**AIM OF THE EXERCISE**. Without the pictures, return all of the material exactly as written.

**RECORDS TO USE**.
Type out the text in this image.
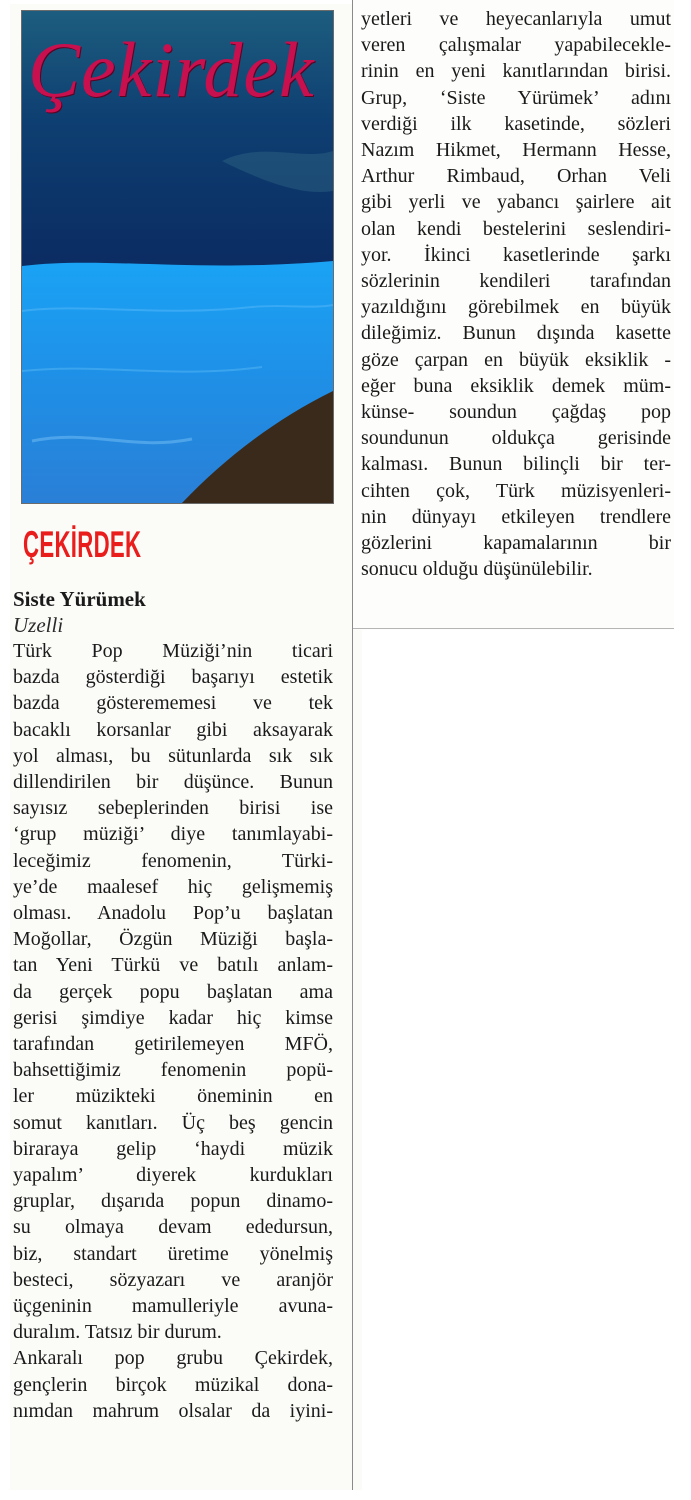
Çekirdek
ÇEKİRDEK
Siste Yürümek
Uzelli
Türk Pop Müziği’nin ticari
bazda gösterdiği başarıyı estetik
bazda gösterememesi ve tek
bacaklı korsanlar gibi aksayarak
yol alması, bu sütunlarda sık sık
dillendirilen bir düşünce. Bunun
sayısız sebeplerinden birisi ise
‘grup müziği’ diye tanımlayabi-
leceğimiz fenomenin, Türki-
ye’de maalesef hiç gelişmemiş
olması. Anadolu Pop’u başlatan
Moğollar, Özgün Müziği başla-
tan Yeni Türkü ve batılı anlam-
da gerçek popu başlatan ama
gerisi şimdiye kadar hiç kimse
tarafından getirilemeyen MFÖ,
bahsettiğimiz fenomenin popü-
ler müzikteki öneminin en
somut kanıtları. Üç beş gencin
biraraya gelip ‘haydi müzik
yapalım’ diyerek kurdukları
gruplar, dışarıda popun dinamo-
su olmaya devam ededursun,
biz, standart üretime yönelmiş
besteci, sözyazarı ve aranjör
üçgeninin mamulleriyle avuna-
duralım. Tatsız bir durum.
Ankaralı pop grubu Çekirdek,
gençlerin birçok müzikal dona-
nımdan mahrum olsalar da iyini-
yetleri ve heyecanlarıyla umut
veren çalışmalar yapabilecekle-
rinin en yeni kanıtlarından birisi.
Grup, ‘Siste Yürümek’ adını
verdiği ilk kasetinde, sözleri
Nazım Hikmet, Hermann Hesse,
Arthur Rimbaud, Orhan Veli
gibi yerli ve yabancı şairlere ait
olan kendi bestelerini seslendiri-
yor. İkinci kasetlerinde şarkı
sözlerinin kendileri tarafından
yazıldığını görebilmek en büyük
dileğimiz. Bunun dışında kasette
göze çarpan en büyük eksiklik -
eğer buna eksiklik demek müm-
künse- soundun çağdaş pop
soundunun oldukça gerisinde
kalması. Bunun bilinçli bir ter-
cihten çok, Türk müzisyenleri-
nin dünyayı etkileyen trendlere
gözlerini kapamalarının bir
sonucu olduğu düşünülebilir.
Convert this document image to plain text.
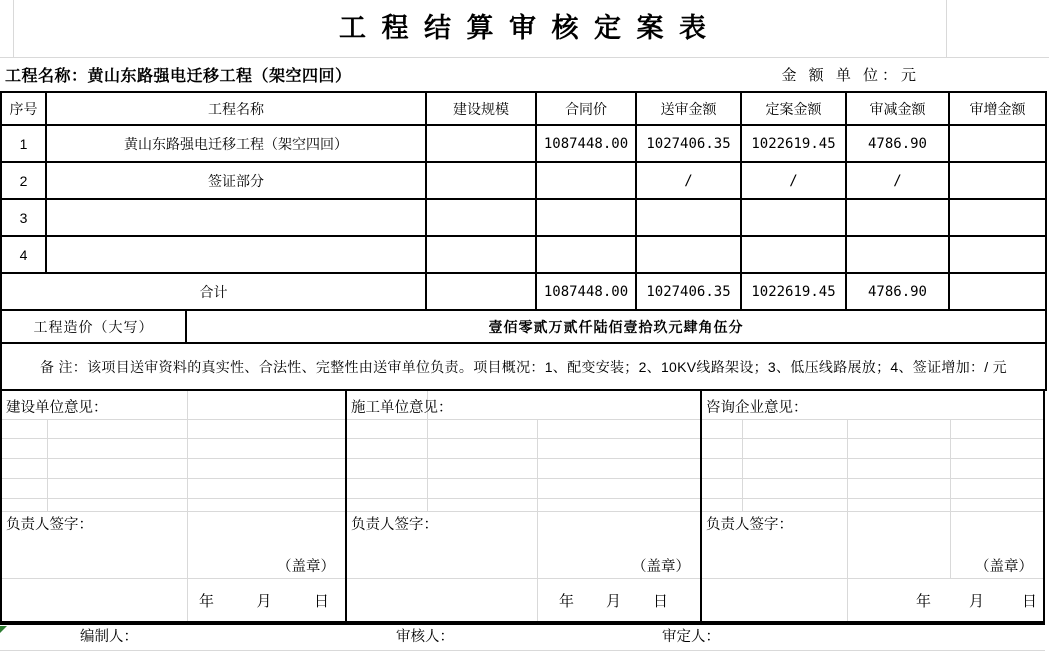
工 程 结 算 审 核 定 案 表
工程名称：黄山东路强电迁移工程（架空四回）	金 额 单 位：元
序号	工程名称		建设规模	合同价	送审金额	定案金额	审减金额	审增金额
1	黄山东路强电迁移工程（架空四回）			1087448.00	1027406.35	1022619.45	4786.90	
2	签证部分				/	/	/	
3								
4								
合计				1087448.00	1027406.35	1022619.45	4786.90	
工程造价（大写）		壹佰零贰万贰仟陆佰壹拾玖元肆角伍分						
备 注：该项目送审资料的真实性、合法性、完整性由送审单位负责。项目概况：1、配变安装；2、10KV线路架设；3、低压线路展放；4、签证增加：/ 元								
建设单位意见：
负责人签字：
（盖章）
年	月	日
施工单位意见：
负责人签字：
（盖章）
年 月 日
咨询企业意见：
负责人签字：
（盖章）
年	月	日
编制人：	审核人：	审定人：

**RESPONSE FOR THIS EXERCISE**.
Type out the text in this image.
Çekirdek
ÇEKİRDEK
Siste Yürümek
Uzelli
Türk Pop Müziği’nin ticari
bazda gösterdiği başarıyı estetik
bazda gösterememesi ve tek
bacaklı korsanlar gibi aksayarak
yol alması, bu sütunlarda sık sık
dillendirilen bir düşünce. Bunun
sayısız sebeplerinden birisi ise
‘grup müziği’ diye tanımlayabi-
leceğimiz fenomenin, Türki-
ye’de maalesef hiç gelişmemiş
olması. Anadolu Pop’u başlatan
Moğollar, Özgün Müziği başla-
tan Yeni Türkü ve batılı anlam-
da gerçek popu başlatan ama
gerisi şimdiye kadar hiç kimse
tarafından getirilemeyen MFÖ,
bahsettiğimiz fenomenin popü-
ler müzikteki öneminin en
somut kanıtları. Üç beş gencin
biraraya gelip ‘haydi müzik
yapalım’ diyerek kurdukları
gruplar, dışarıda popun dinamo-
su olmaya devam ededursun,
biz, standart üretime yönelmiş
besteci, sözyazarı ve aranjör
üçgeninin mamulleriyle avuna-
duralım. Tatsız bir durum.
Ankaralı pop grubu Çekirdek,
gençlerin birçok müzikal dona-
nımdan mahrum olsalar da iyini-
yetleri ve heyecanlarıyla umut
veren çalışmalar yapabilecekle-
rinin en yeni kanıtlarından birisi.
Grup, ‘Siste Yürümek’ adını
verdiği ilk kasetinde, sözleri
Nazım Hikmet, Hermann Hesse,
Arthur Rimbaud, Orhan Veli
gibi yerli ve yabancı şairlere ait
olan kendi bestelerini seslendiri-
yor. İkinci kasetlerinde şarkı
sözlerinin kendileri tarafından
yazıldığını görebilmek en büyük
dileğimiz. Bunun dışında kasette
göze çarpan en büyük eksiklik -
eğer buna eksiklik demek müm-
künse- soundun çağdaş pop
soundunun oldukça gerisinde
kalması. Bunun bilinçli bir ter-
cihten çok, Türk müzisyenleri-
nin dünyayı etkileyen trendlere
gözlerini kapamalarının bir
sonucu olduğu düşünülebilir.
Convert this document image to plain text.
工 程 结 算 审 核 定 案 表
工程名称：黄山东路强电迁移工程（架空四回）	金 额 单 位：元
序号	工程名称		建设规模	合同价	送审金额	定案金额	审减金额	审增金额
1	黄山东路强电迁移工程（架空四回）			1087448.00	1027406.35	1022619.45	4786.90	
2	签证部分				/	/	/	
3								
4								
合计				1087448.00	1027406.35	1022619.45	4786.90	
工程造价（大写）		壹佰零贰万贰仟陆佰壹拾玖元肆角伍分						
备 注：该项目送审资料的真实性、合法性、完整性由送审单位负责。项目概况：1、配变安装；2、10KV线路架设；3、低压线路展放；4、签证增加：/ 元								
建设单位意见：
负责人签字：
（盖章）
年	月	日
施工单位意见：
负责人签字：
（盖章）
年 月 日
咨询企业意见：
负责人签字：
（盖章）
年	月	日
编制人：	审核人：	审定人：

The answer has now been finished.